PROBLEM: For this exercise, copy out each line of the material below that includes "letter".

** start DATA FOR THE TASK **

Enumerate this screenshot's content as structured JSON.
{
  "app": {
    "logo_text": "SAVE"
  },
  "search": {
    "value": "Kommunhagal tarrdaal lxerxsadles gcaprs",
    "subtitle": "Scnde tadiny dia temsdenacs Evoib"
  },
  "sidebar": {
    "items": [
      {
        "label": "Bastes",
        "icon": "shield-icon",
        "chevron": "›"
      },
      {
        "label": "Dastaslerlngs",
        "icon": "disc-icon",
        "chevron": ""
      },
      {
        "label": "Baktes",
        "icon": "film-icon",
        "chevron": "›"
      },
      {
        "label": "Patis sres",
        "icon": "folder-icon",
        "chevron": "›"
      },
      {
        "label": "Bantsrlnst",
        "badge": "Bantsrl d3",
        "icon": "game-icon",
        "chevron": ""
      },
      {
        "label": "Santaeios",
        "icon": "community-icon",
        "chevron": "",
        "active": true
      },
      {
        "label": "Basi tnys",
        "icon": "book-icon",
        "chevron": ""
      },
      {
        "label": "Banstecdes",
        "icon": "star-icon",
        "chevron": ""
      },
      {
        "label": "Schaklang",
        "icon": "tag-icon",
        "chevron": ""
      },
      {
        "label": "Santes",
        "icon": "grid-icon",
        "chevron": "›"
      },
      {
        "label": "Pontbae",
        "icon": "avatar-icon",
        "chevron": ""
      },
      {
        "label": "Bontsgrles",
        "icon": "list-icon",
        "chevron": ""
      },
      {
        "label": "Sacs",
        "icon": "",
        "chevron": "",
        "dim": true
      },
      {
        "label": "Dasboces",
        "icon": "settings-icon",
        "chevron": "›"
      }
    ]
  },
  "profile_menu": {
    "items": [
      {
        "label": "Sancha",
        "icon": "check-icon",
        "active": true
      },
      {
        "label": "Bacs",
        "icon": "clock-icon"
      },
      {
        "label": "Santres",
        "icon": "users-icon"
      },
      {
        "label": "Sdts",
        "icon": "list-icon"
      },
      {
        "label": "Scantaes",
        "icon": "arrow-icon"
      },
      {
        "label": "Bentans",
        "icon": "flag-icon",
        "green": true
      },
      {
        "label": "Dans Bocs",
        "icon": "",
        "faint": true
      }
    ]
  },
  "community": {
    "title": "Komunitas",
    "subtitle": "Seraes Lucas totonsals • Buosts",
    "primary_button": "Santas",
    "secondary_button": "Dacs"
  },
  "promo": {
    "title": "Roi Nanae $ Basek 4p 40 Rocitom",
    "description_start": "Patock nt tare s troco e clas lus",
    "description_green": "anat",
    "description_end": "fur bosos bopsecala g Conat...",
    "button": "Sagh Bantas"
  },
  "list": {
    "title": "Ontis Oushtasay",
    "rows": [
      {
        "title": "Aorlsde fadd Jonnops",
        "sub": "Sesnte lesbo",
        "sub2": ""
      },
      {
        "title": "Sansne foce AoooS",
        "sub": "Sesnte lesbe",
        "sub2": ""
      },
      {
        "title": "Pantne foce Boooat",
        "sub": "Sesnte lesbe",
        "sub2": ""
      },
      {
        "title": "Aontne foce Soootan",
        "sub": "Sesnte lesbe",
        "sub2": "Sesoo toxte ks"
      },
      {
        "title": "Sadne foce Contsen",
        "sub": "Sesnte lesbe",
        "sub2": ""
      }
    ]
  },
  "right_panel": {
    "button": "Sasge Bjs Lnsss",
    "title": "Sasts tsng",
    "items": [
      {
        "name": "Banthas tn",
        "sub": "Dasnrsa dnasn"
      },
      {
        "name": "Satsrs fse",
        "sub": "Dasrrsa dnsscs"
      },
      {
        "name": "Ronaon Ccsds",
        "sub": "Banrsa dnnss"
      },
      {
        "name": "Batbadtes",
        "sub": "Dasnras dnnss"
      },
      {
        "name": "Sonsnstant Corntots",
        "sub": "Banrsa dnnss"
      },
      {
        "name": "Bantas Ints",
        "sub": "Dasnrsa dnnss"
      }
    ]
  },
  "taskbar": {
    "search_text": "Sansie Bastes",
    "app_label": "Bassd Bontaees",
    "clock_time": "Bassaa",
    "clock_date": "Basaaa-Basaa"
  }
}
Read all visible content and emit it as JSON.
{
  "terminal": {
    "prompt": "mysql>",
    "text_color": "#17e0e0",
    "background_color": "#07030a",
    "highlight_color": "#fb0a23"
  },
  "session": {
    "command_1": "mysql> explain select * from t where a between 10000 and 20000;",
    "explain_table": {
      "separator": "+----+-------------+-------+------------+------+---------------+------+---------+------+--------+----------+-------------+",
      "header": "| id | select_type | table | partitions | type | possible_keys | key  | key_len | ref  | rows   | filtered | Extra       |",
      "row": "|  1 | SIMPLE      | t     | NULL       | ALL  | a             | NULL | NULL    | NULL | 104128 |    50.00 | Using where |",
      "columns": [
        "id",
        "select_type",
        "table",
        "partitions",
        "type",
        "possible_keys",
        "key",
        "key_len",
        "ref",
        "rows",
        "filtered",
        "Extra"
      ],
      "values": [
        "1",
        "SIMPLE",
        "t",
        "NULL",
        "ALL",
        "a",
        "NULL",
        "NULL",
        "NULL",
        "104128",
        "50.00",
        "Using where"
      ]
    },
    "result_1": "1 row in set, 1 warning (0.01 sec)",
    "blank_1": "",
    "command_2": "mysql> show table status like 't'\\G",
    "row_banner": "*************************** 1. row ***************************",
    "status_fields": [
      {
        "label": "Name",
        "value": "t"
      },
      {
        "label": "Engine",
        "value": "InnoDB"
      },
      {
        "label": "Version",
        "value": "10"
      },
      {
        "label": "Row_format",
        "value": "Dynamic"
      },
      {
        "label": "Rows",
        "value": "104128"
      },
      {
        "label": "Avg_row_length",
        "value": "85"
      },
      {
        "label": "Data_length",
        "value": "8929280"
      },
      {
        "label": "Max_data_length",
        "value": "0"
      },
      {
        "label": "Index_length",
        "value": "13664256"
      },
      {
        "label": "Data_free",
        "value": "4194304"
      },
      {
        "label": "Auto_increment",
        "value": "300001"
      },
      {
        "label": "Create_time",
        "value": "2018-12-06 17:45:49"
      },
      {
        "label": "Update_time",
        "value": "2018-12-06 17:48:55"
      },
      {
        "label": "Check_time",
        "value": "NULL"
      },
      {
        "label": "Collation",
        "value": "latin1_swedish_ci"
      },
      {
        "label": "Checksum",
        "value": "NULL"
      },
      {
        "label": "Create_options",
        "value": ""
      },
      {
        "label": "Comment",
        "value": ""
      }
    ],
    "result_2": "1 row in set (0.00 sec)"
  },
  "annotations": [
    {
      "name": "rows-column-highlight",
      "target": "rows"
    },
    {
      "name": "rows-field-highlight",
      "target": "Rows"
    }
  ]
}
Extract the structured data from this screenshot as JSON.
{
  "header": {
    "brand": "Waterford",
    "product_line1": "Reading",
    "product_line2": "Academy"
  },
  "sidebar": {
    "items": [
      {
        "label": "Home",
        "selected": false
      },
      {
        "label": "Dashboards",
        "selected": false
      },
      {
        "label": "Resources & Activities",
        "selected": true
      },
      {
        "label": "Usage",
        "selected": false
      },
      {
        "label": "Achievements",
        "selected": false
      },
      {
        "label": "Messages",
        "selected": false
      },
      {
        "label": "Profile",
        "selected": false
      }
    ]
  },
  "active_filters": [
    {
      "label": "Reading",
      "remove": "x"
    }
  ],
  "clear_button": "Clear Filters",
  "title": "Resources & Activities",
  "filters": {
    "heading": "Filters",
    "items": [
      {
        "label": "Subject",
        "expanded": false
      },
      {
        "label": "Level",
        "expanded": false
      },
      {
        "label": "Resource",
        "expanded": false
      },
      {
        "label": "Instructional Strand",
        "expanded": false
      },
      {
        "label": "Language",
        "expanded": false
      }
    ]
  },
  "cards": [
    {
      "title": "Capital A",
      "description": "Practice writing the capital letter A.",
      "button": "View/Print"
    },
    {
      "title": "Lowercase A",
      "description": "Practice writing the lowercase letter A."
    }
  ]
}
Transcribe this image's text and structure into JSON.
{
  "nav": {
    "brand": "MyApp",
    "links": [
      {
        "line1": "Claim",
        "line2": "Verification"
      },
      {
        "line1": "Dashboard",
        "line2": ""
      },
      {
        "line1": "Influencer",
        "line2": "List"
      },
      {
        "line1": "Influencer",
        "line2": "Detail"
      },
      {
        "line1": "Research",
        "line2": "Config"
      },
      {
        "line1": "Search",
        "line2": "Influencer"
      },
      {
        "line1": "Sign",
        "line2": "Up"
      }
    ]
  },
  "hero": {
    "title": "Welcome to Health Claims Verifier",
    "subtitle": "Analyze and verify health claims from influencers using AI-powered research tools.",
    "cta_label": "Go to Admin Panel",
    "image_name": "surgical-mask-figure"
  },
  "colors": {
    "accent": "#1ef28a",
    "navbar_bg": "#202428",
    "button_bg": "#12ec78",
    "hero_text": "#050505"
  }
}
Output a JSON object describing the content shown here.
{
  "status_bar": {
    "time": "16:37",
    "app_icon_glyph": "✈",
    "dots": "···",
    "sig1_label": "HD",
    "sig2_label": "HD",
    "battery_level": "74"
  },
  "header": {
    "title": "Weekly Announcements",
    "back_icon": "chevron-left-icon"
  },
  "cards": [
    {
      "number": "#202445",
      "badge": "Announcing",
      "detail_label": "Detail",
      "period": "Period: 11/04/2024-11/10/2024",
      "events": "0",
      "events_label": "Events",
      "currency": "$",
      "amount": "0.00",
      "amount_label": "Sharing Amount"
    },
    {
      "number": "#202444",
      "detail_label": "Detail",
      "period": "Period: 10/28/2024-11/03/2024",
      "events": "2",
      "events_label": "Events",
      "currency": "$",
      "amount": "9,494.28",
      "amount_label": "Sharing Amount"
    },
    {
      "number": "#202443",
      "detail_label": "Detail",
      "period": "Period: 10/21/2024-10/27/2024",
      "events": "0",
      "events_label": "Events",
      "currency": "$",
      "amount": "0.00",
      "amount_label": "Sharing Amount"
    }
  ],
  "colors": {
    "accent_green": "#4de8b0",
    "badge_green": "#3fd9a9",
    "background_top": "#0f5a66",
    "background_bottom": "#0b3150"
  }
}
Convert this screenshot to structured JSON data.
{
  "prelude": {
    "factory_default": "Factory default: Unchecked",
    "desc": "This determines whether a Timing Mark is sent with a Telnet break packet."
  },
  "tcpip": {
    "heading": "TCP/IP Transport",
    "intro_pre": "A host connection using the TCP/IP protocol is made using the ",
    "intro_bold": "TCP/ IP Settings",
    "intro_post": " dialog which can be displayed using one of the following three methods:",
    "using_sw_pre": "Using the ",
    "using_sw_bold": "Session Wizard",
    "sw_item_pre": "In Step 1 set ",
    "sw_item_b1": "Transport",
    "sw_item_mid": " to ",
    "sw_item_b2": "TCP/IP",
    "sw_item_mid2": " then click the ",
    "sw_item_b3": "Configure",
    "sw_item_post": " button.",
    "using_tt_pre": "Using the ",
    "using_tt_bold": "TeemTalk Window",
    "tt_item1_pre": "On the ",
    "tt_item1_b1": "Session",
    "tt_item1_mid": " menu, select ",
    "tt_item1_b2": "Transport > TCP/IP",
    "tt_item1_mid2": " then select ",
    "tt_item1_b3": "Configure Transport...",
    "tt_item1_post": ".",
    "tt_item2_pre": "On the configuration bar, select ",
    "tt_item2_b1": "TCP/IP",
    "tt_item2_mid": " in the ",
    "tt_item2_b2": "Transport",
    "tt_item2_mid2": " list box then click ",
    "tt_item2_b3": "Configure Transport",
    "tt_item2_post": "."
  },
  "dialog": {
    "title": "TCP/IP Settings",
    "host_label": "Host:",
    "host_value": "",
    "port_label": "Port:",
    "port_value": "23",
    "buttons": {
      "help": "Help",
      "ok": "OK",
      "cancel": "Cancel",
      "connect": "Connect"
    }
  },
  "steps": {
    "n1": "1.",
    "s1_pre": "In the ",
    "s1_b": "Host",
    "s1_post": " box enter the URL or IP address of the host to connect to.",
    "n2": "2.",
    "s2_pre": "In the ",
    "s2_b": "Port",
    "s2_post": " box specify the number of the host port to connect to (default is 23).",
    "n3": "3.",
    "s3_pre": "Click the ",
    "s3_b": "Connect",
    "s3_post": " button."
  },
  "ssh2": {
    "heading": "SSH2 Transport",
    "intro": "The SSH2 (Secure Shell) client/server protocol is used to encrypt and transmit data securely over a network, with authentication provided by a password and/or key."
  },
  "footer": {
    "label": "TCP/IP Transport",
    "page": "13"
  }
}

** end DATA FOR THE TASK **

TASK OUTPUT:
      "description": "Practice writing the capital letter A.",
      "description": "Practice writing the lowercase letter A."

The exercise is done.